Quote the whole listing verbatim.

--- begin Data for this task ---

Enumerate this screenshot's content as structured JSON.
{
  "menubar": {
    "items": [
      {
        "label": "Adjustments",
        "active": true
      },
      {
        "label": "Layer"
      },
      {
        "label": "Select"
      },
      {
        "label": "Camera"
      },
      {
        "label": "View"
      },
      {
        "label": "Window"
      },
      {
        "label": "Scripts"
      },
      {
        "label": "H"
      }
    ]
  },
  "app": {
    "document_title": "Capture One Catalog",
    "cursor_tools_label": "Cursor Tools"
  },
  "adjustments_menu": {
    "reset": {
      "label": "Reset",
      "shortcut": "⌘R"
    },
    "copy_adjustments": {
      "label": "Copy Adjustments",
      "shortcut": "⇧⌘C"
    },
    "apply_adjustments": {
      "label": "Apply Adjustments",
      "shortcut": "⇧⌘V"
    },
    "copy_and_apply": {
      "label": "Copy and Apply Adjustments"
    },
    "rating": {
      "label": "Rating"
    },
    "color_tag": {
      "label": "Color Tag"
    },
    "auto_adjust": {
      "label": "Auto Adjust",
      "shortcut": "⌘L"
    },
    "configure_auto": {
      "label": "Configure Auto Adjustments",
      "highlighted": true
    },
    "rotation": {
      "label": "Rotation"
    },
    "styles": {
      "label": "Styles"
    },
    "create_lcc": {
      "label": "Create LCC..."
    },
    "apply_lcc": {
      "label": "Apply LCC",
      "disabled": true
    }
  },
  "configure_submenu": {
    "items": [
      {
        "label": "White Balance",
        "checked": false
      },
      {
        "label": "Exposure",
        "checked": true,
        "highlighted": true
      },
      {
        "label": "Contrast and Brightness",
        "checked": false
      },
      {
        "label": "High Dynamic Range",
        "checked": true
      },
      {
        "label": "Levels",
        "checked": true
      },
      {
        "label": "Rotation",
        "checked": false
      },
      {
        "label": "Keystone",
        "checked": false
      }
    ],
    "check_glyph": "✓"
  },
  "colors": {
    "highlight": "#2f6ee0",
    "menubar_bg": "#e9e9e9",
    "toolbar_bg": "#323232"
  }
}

--- end Data for this task ---

• [Result of this task]
Enumerate this screenshot's content as structured JSON.
{
  "menubar": {
    "items": [
      {
        "label": "Adjustments",
        "active": true
      },
      {
        "label": "Layer"
      },
      {
        "label": "Select"
      },
      {
        "label": "Camera"
      },
      {
        "label": "View"
      },
      {
        "label": "Window"
      },
      {
        "label": "Scripts"
      },
      {
        "label": "H"
      }
    ]
  },
  "app": {
    "document_title": "Capture One Catalog",
    "cursor_tools_label": "Cursor Tools"
  },
  "adjustments_menu": {
    "reset": {
      "label": "Reset",
      "shortcut": "⌘R"
    },
    "copy_adjustments": {
      "label": "Copy Adjustments",
      "shortcut": "⇧⌘C"
    },
    "apply_adjustments": {
      "label": "Apply Adjustments",
      "shortcut": "⇧⌘V"
    },
    "copy_and_apply": {
      "label": "Copy and Apply Adjustments"
    },
    "rating": {
      "label": "Rating"
    },
    "color_tag": {
      "label": "Color Tag"
    },
    "auto_adjust": {
      "label": "Auto Adjust",
      "shortcut": "⌘L"
    },
    "configure_auto": {
      "label": "Configure Auto Adjustments",
      "highlighted": true
    },
    "rotation": {
      "label": "Rotation"
    },
    "styles": {
      "label": "Styles"
    },
    "create_lcc": {
      "label": "Create LCC..."
    },
    "apply_lcc": {
      "label": "Apply LCC",
      "disabled": true
    }
  },
  "configure_submenu": {
    "items": [
      {
        "label": "White Balance",
        "checked": false
      },
      {
        "label": "Exposure",
        "checked": true,
        "highlighted": true
      },
      {
        "label": "Contrast and Brightness",
        "checked": false
      },
      {
        "label": "High Dynamic Range",
        "checked": true
      },
      {
        "label": "Levels",
        "checked": true
      },
      {
        "label": "Rotation",
        "checked": false
      },
      {
        "label": "Keystone",
        "checked": false
      }
    ],
    "check_glyph": "✓"
  },
  "colors": {
    "highlight": "#2f6ee0",
    "menubar_bg": "#e9e9e9",
    "toolbar_bg": "#323232"
  }
}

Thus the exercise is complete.